Find every line of the listing below where "items" appears, and copy it.

Figure contents as structured data:
+++
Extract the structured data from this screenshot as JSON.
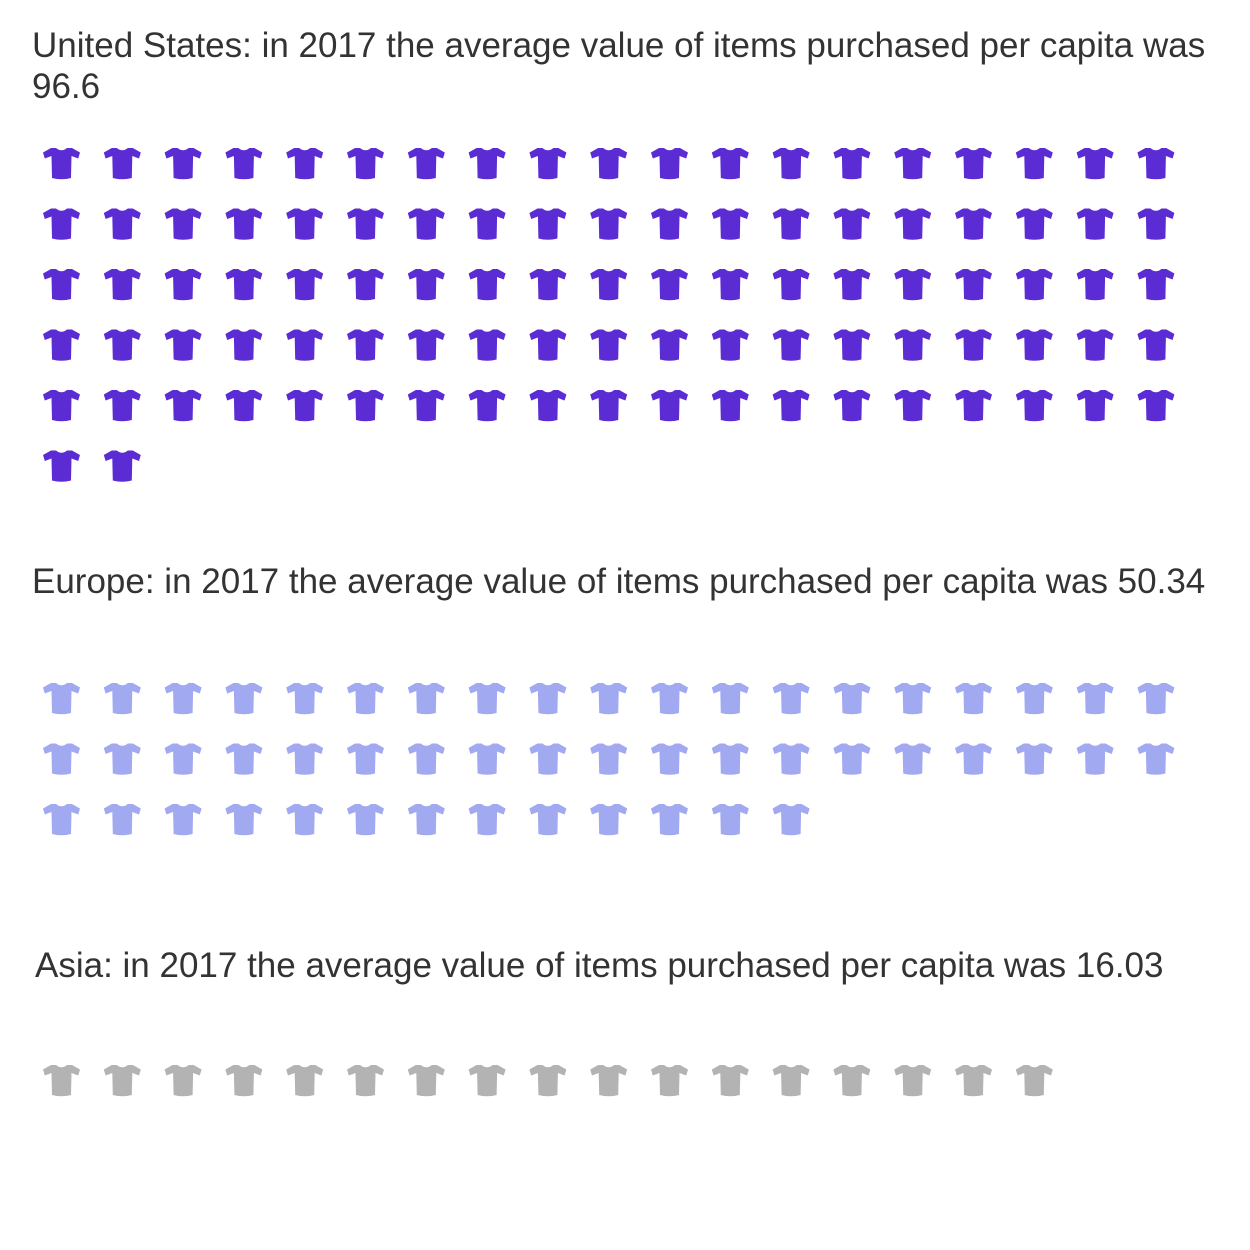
{
  "chart_data": [
    {
      "type": "pictogram",
      "title": "United States: in 2017 the average value of items purchased per capita was 96.6",
      "category": "United States",
      "year": 2017,
      "value": 96.6,
      "icon_count": 97,
      "icons_per_row": 19,
      "icon": "t-shirt-icon",
      "color": "#5b2cd3"
    },
    {
      "type": "pictogram",
      "title": "Europe: in 2017 the average value of items purchased per capita was 50.34",
      "category": "Europe",
      "year": 2017,
      "value": 50.34,
      "icon_count": 51,
      "icons_per_row": 19,
      "icon": "t-shirt-icon",
      "color": "#a1a9f0"
    },
    {
      "type": "pictogram",
      "title": "Asia: in 2017 the average value of items purchased per capita was 16.03",
      "category": "Asia",
      "year": 2017,
      "value": 16.03,
      "icon_count": 17,
      "icons_per_row": 19,
      "icon": "t-shirt-icon",
      "color": "#b3b3b3"
    }
  ]
}
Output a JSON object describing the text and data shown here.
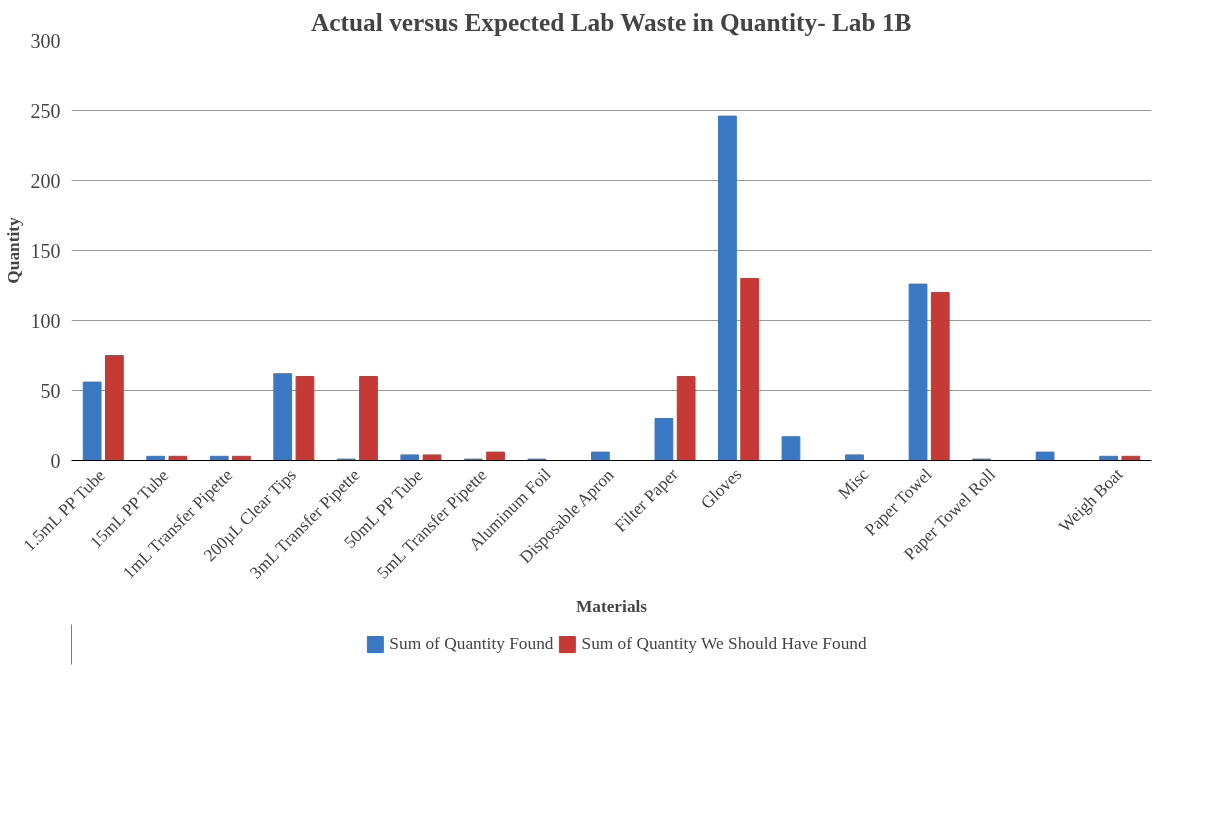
{
  "chart_data": {
    "type": "bar",
    "title": "Actual versus Expected Lab Waste in Quantity- Lab 1B",
    "xlabel": "Materials",
    "ylabel": "Quantity",
    "categories": [
      "1.5mL PP Tube",
      "15mL PP Tube",
      "1mL Transfer Pipette",
      "200µL Clear Tips",
      "3mL Transfer Pipette",
      "50mL PP Tube",
      "5mL Transfer Pipette",
      "Aluminum Foil",
      "Disposable Apron",
      "Filter Paper",
      "Gloves",
      null,
      "Misc",
      "Paper Towel",
      "Paper Towel Roll",
      null,
      "Weigh Boat"
    ],
    "series": [
      {
        "name": "Sum of Quantity Found",
        "color": "#3a78c4",
        "values": [
          56,
          3,
          3,
          62,
          1,
          4,
          1,
          1,
          6,
          30,
          246,
          17,
          4,
          126,
          1,
          6,
          3
        ]
      },
      {
        "name": "Sum of Quantity We Should Have Found",
        "color": "#c63a36",
        "values": [
          75,
          3,
          3,
          60,
          60,
          4,
          6,
          null,
          null,
          60,
          130,
          null,
          null,
          120,
          null,
          null,
          3
        ]
      }
    ],
    "ylim": [
      0,
      300
    ],
    "yticks": [
      0,
      50,
      100,
      150,
      200,
      250,
      300
    ],
    "grid": "y",
    "legend": "bottom"
  }
}
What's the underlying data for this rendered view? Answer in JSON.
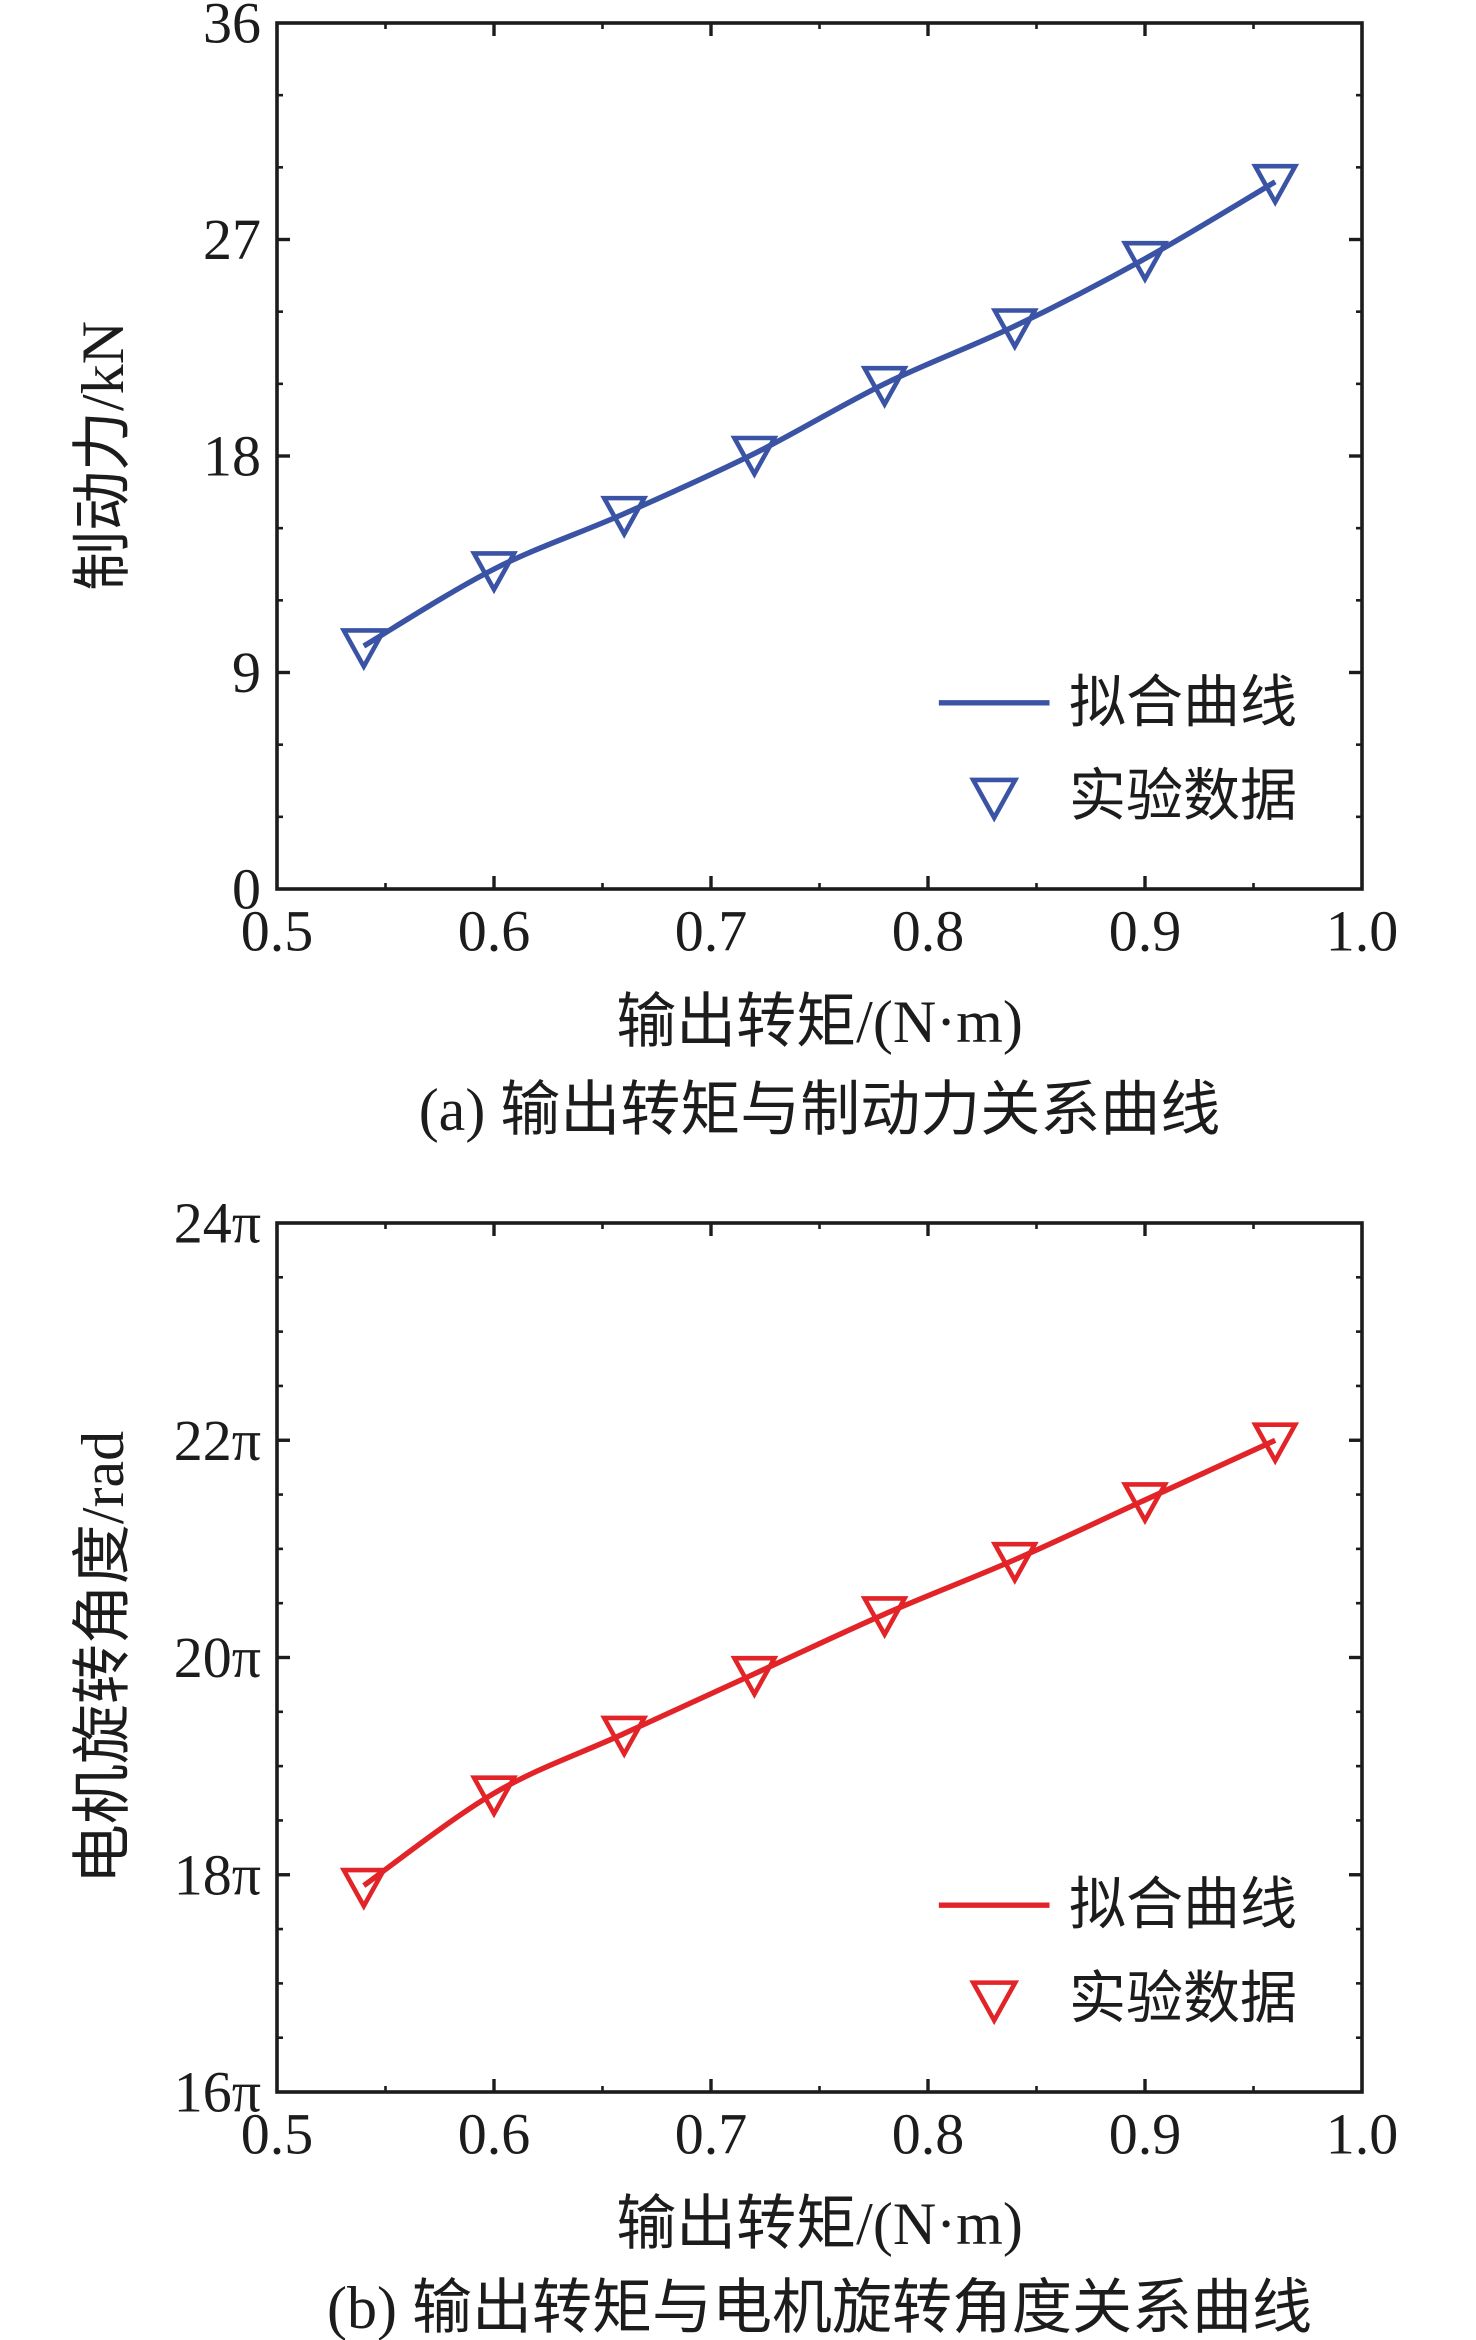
{
  "figure": {
    "background": "#ffffff",
    "text_color": "#1c1c1c",
    "axis_color": "#1c1c1c"
  },
  "chart_data": [
    {
      "id": "a",
      "type": "line",
      "caption": "(a) 输出转矩与制动力关系曲线",
      "xlabel": "输出转矩/(N·m)",
      "ylabel": "制动力/kN",
      "color": "#3a53a4",
      "xlim": [
        0.5,
        1.0
      ],
      "ylim": [
        0,
        36
      ],
      "xticks": {
        "values": [
          0.5,
          0.6,
          0.7,
          0.8,
          0.9,
          1.0
        ],
        "labels": [
          "0.5",
          "0.6",
          "0.7",
          "0.8",
          "0.9",
          "1.0"
        ]
      },
      "yticks": {
        "values": [
          0,
          9,
          18,
          27,
          36
        ],
        "labels": [
          "0",
          "9",
          "18",
          "27",
          "36"
        ]
      },
      "x_minor_step": 0.05,
      "y_minor_step": 3,
      "grid": false,
      "legend_position": "lower right",
      "x": [
        0.54,
        0.6,
        0.66,
        0.72,
        0.78,
        0.84,
        0.9,
        0.96
      ],
      "y": [
        10.1,
        13.3,
        15.6,
        18.1,
        21.0,
        23.4,
        26.2,
        29.4
      ],
      "series": [
        {
          "name": "拟合曲线",
          "kind": "line"
        },
        {
          "name": "实验数据",
          "kind": "scatter",
          "marker": "triangle-down"
        }
      ]
    },
    {
      "id": "b",
      "type": "line",
      "caption": "(b) 输出转矩与电机旋转角度关系曲线",
      "xlabel": "输出转矩/(N·m)",
      "ylabel": "电机旋转角度/rad",
      "color": "#e22428",
      "xlim": [
        0.5,
        1.0
      ],
      "ylim": [
        16,
        24
      ],
      "y_unit": "π rad",
      "xticks": {
        "values": [
          0.5,
          0.6,
          0.7,
          0.8,
          0.9,
          1.0
        ],
        "labels": [
          "0.5",
          "0.6",
          "0.7",
          "0.8",
          "0.9",
          "1.0"
        ]
      },
      "yticks": {
        "values": [
          16,
          18,
          20,
          22,
          24
        ],
        "labels": [
          "16π",
          "18π",
          "20π",
          "22π",
          "24π"
        ]
      },
      "x_minor_step": 0.05,
      "y_minor_step": 0.5,
      "grid": false,
      "legend_position": "lower right",
      "x": [
        0.54,
        0.6,
        0.66,
        0.72,
        0.78,
        0.84,
        0.9,
        0.96
      ],
      "y": [
        17.9,
        18.75,
        19.3,
        19.85,
        20.4,
        20.9,
        21.45,
        22.0
      ],
      "series": [
        {
          "name": "拟合曲线",
          "kind": "line"
        },
        {
          "name": "实验数据",
          "kind": "scatter",
          "marker": "triangle-down"
        }
      ]
    }
  ]
}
+++
→ The response
      "title": "United States: in 2017 the average value of items purchased per capita was 96.6",
      "title": "Europe: in 2017 the average value of items purchased per capita was 50.34",
      "title": "Asia: in 2017 the average value of items purchased per capita was 16.03",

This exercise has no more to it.